▶ MATERIAL FOR THIS EXERCISE:
* start *

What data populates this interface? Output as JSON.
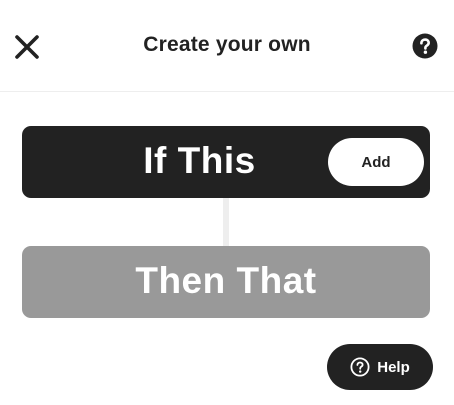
{
  "header": {
    "title": "Create your own",
    "close_icon": "close-icon",
    "help_icon": "question-circle-icon"
  },
  "applet": {
    "if_label": "If This",
    "add_label": "Add",
    "then_label": "Then That"
  },
  "help_button": {
    "label": "Help",
    "icon": "question-circle-outline-icon"
  },
  "colors": {
    "dark": "#222222",
    "disabled": "#999999",
    "connector": "#eeeeee",
    "background": "#ffffff"
  }
}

* end *

▶ EXERCISE:
Print the full listing exactly, dropping the pictures.

▶ ANSWER TO THIS TASK:
What data populates this interface? Output as JSON.
{
  "header": {
    "title": "Create your own",
    "close_icon": "close-icon",
    "help_icon": "question-circle-icon"
  },
  "applet": {
    "if_label": "If This",
    "add_label": "Add",
    "then_label": "Then That"
  },
  "help_button": {
    "label": "Help",
    "icon": "question-circle-outline-icon"
  },
  "colors": {
    "dark": "#222222",
    "disabled": "#999999",
    "connector": "#eeeeee",
    "background": "#ffffff"
  }
}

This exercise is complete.